Беллетристика — платеж фальшивыми монетами по счетам действительности.

Говорят о необходимости для писателя быть чем-то большим, чем простой фиксатор фактов: считают, что писатель должен быть синтетиком, уметь создавать обобщения, и что это делает его выше газетного, журнального публициста.

А наблюдали ли вы любопытное явление газетной, журнальной, публицистической практики — уловление «щин»: кореньковщина, головановщина, воронщина, маяковщина? Вместо беллетристического метода предварительного изучения 10 индивидуумов и построения по ним выдуманного, безответственно выдуманного, бумажного одиннадцатого, — публицистика знает метод нахождения в действительности таких конкретных фигур, которые являются характерными для данного ряда и могут стать обобщениями. Никакому писателю с его романными методами никогда не угнаться за газетной «шиной».

Когда доказываешь газетчикам-повседневцам, очеркистам, фактоловам, фиксаторам и продвигателям действительности их приоритет перед беллетристами, но требуешь повышения квалификации, газетчики не верят:

— Что вы! Разве мы творцы? Наша работа — ремесло. Где уж нам до Бабеля и Всеволода Иванова!

Так дворовые холопы не брали вольную даже тогда, когда крепостное право было сломано.

Рабкор мечтает о звании писателя. Газетчик целует беллетриста в плечико. Ненавидит ежедневность, неподписанность, заданность, жесткую обусловленность газетной статьи и фельетона.

Газетчики!

Голову выше!

Вы не смеете держаться последышами беллетристов!

С. Третьяков. Рабкор и строительство

Каждый день почтальон вываливает в секретариат «Комсомольской правды» охапки писем. Тут и коротенькие заметки, и обстоятельные статьи. Пишут комсомольцы и о комсомольцах.

Просматриваю папку корреспонденции, размером побольше, почти статей. Их полсотни.

Очень мал отдел «Наших достижений».

Два комсомольца хвалят свои летние лагеря. Один из них пишет: «многих усилий стоило нам…» А каких усилий — не сообщает. Заметка оказывается голой, восторженной информацией, из которой никакого полезного опыта следующие строители лагерей не почерпнут.

Любовно, но общими словами описан совхоз.

Корреспондент Защепкин разгильдяю, не умеющему жить на 67 рублей, противопоставляет аккуратную и экономную комсомольскую чету — из 45 руб. выкраивающую и горячую пищу, и уютную комнату, и театр, и газету.

+ + + + +

**Вопросы к тексту**
**A)** Ответьте на вопросы по отрывку о газетчиках и беллетристах:
(i) С чем сравнивается беллетристика в первой фразе?
(ii) Каких писателей упоминают газетчики, отказываясь считать себя творцами?
(iii) Из какой суммы, по словам корреспондента Защепкина, выкраивает свои расходы экономная комсомольская чета?
**B)** Переведите на английский язык предложение из отрывка о газетчиках и беллетристах: «Так дворовые холопы не брали вольную даже тогда, когда крепостное право было сломано.»
**C)** Продолжите отрывок о газетчиках и беллетристах, начав сразу после его последнего предложения и сохранив тон разбора писем из папки.
Для работы с текстом записи не понадобятся.

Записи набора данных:
+ + + + +

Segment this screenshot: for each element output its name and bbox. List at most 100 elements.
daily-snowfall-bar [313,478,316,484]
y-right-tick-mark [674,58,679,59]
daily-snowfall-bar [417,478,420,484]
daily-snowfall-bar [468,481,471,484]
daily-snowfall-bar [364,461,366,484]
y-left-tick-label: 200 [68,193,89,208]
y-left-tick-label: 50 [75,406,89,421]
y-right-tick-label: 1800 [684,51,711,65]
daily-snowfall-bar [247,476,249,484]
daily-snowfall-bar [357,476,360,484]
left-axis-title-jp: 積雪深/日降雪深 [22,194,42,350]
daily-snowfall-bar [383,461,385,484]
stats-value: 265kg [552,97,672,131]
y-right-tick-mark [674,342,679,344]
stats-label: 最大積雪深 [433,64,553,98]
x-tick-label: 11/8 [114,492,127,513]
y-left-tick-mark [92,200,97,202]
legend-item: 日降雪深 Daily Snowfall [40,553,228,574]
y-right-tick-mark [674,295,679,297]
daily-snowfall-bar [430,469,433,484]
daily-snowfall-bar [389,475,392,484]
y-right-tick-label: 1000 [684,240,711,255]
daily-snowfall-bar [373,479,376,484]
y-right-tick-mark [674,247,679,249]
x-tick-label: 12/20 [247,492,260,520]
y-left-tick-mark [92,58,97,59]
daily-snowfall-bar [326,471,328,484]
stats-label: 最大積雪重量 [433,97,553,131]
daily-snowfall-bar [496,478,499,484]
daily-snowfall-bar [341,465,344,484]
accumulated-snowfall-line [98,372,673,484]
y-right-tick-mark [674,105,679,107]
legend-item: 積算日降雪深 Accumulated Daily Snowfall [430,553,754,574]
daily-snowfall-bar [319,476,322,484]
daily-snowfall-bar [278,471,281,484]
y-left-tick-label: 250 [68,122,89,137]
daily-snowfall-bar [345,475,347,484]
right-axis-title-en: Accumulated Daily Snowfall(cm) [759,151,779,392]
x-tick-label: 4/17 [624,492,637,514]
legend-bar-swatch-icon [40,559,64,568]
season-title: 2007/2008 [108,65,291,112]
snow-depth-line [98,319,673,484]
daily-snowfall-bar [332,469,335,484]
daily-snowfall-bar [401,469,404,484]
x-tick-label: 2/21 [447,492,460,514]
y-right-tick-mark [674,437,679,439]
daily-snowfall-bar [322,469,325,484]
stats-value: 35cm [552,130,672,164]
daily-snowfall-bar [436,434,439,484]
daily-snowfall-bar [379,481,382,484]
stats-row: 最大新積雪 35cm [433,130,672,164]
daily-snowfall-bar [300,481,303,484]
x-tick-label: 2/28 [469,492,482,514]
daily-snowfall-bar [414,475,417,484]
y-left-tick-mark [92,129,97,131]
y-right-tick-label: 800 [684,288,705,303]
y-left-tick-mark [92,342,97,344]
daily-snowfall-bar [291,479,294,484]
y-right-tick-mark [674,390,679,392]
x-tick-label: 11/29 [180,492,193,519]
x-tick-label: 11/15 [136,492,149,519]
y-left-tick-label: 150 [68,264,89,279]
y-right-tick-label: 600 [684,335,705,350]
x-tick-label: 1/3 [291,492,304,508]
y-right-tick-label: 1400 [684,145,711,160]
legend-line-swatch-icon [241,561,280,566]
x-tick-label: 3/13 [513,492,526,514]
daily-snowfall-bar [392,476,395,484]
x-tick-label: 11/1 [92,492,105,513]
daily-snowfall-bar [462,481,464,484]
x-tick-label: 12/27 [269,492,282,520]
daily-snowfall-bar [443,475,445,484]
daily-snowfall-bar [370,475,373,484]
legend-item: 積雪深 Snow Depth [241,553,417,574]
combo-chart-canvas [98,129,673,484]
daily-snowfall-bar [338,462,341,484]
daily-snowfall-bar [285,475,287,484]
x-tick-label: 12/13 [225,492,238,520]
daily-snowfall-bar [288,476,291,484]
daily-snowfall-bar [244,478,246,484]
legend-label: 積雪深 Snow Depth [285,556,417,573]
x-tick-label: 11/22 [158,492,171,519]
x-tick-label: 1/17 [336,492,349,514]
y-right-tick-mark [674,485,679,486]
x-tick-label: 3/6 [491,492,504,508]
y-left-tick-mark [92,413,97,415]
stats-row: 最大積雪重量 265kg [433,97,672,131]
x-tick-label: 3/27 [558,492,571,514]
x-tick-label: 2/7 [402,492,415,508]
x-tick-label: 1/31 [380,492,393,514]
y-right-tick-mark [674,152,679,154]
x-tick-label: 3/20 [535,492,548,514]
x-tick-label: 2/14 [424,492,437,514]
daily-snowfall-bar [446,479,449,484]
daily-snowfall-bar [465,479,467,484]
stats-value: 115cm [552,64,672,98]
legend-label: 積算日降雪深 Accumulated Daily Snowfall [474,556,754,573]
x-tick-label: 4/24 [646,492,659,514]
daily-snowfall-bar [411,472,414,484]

+ + + + +

**Ответы**
**A)**
(i) С платежом фальшивыми монетами по счетам действительности.
(ii) Бабеля и Всеволода Иванова.
(iii) Из 45 рублей.

**B)** In the same way, household serfs would not take their letters of freedom even when serfdom had been broken.

**C)**
Нечаев пишет из Воткинска, как таинственно с ночи, будто для отражения воздушного нападения, собирали комсомольцев в культурный поход и делили их на батальоны — легкой кавалерии, шефский и бытовиков с затейниками.

Настоящей работой весит заметка Бульбы, где дотошно, почти как в приходо-расходной книге, с переводом на рубли исчислено все проделанное в подшефной деревне комсомольцами-культпоходниками.

В отдел же «Наши достижения» отнесу два конкретных предложения: первое — выпустить заем «культурной революции» и второе — в заводских стенгазетах перед днями получек указывать, куда могут быть истрачены деньги культурно и с пользой, во избежание беспорядочного транжирства и повальной пьянки, после которой уже на другой день рабочие ходят друг к другу побираться четвертаками на обед.

Отдел «Наши дефекты» много обильнее.

В центре — бытовые болезни. Неряхи, у которых деньги текут сквозь пальцы, а комнаты больше похожи на хлев.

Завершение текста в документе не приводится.